**Exercise**.
All of the listing below must be repeated word for word. Pictures are the only thing to omit.

**Input**.
************
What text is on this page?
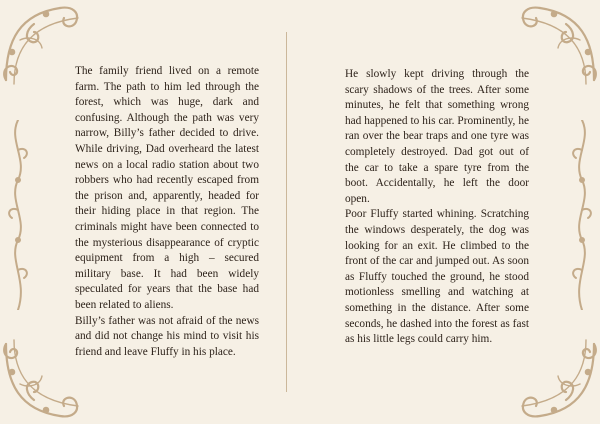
The family friend lived on a remote farm. The path to him led through the forest, which was huge, dark and confusing. Although the path was very narrow, Billy’s father decided to drive. While driving, Dad overheard the latest news on a local radio station about two robbers who had recently escaped from the prison and, apparently, headed for their hiding place in that region. The criminals might have been connected to the mysterious disappearance of cryptic equipment from a high – secured military base. It had been widely speculated for years that the base had been related to aliens.

Billy’s father was not afraid of the news and did not change his mind to visit his friend and leave Fluffy in his place.

He slowly kept driving through the scary shadows of the trees. After some minutes, he felt that something wrong had happened to his car. Prominently, he ran over the bear traps and one tyre was completely destroyed. Dad got out of the car to take a spare tyre from the boot. Accidentally, he left the door open.

Poor Fluffy started whining. Scratching the windows desperately, the dog was looking for an exit. He climbed to the front of the car and jumped out. As soon as Fluffy touched the ground, he stood motionless smelling and watching at something in the distance. After some seconds, he dashed into the forest as fast as his little legs could carry him.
************
**Task result**.
What text is on this page?
The family friend lived on a remote farm. The path to him led through the forest, which was huge, dark and confusing. Although the path was very narrow, Billy’s father decided to drive. While driving, Dad overheard the latest news on a local radio station about two robbers who had recently escaped from the prison and, apparently, headed for their hiding place in that region. The criminals might have been connected to the mysterious disappearance of cryptic equipment from a high – secured military base. It had been widely speculated for years that the base had been related to aliens.

Billy’s father was not afraid of the news and did not change his mind to visit his friend and leave Fluffy in his place.

He slowly kept driving through the scary shadows of the trees. After some minutes, he felt that something wrong had happened to his car. Prominently, he ran over the bear traps and one tyre was completely destroyed. Dad got out of the car to take a spare tyre from the boot. Accidentally, he left the door open.

Poor Fluffy started whining. Scratching the windows desperately, the dog was looking for an exit. He climbed to the front of the car and jumped out. As soon as Fluffy touched the ground, he stood motionless smelling and watching at something in the distance. After some seconds, he dashed into the forest as fast as his little legs could carry him.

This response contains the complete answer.